— START OF Source records —
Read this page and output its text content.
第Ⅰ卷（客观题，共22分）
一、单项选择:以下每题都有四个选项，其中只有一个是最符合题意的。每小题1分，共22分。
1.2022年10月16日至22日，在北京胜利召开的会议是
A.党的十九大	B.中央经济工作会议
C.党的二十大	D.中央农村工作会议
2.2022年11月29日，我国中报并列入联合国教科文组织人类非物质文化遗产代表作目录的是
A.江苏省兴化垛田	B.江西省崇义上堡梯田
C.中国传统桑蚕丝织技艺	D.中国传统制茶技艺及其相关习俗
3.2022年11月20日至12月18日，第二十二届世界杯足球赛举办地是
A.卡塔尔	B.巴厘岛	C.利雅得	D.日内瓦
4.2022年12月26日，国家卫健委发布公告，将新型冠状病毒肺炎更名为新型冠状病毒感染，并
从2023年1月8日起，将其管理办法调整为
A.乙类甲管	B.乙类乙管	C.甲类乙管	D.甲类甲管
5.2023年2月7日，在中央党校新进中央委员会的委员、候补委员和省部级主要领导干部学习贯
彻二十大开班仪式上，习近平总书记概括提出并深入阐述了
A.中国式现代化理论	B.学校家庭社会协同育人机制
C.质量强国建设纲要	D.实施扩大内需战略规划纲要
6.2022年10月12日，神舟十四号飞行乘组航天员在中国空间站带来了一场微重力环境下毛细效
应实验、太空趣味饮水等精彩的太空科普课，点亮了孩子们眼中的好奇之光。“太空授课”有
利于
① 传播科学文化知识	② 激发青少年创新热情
— END OF Source records —
— START OF Source records —
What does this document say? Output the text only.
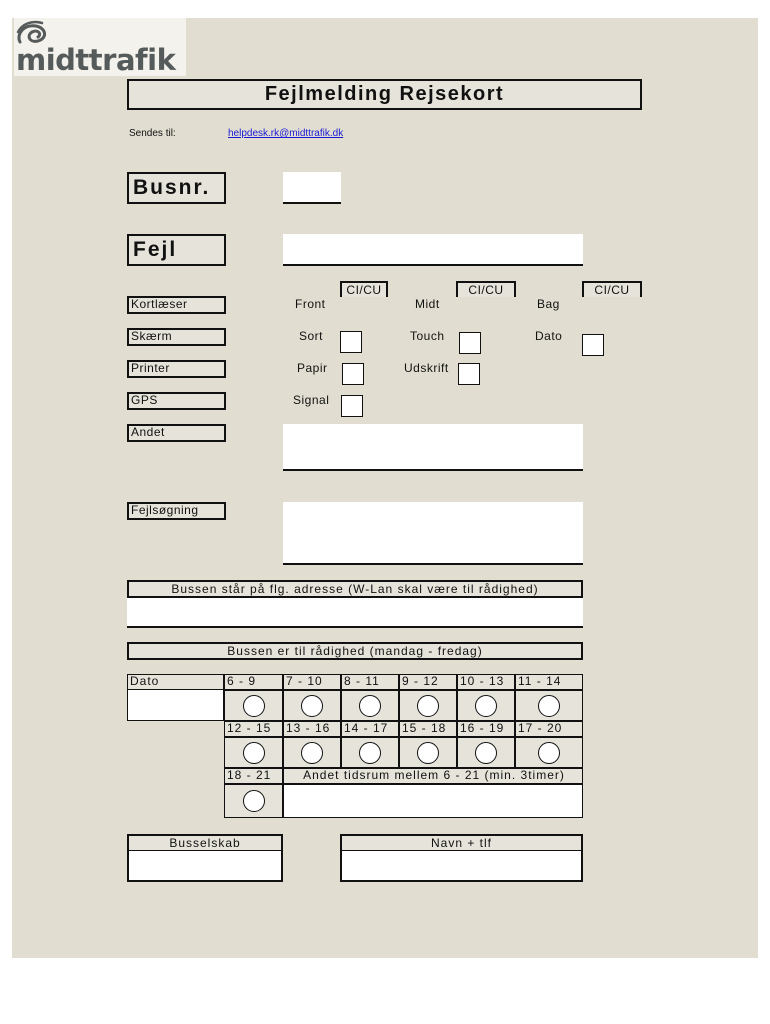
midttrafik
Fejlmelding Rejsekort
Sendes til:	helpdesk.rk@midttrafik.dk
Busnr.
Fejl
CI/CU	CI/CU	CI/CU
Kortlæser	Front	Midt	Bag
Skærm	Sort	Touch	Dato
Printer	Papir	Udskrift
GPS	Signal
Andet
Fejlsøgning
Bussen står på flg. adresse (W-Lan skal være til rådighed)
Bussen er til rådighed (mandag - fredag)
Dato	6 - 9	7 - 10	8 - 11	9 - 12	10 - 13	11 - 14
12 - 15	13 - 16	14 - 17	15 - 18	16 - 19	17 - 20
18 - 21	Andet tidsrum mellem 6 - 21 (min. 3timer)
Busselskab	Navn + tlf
— END OF Source records —
Show every line from the listing above in which the string "midttrafik" appears.

## Output for this task
midttrafik
Sendes til:	helpdesk.rk@midttrafik.dk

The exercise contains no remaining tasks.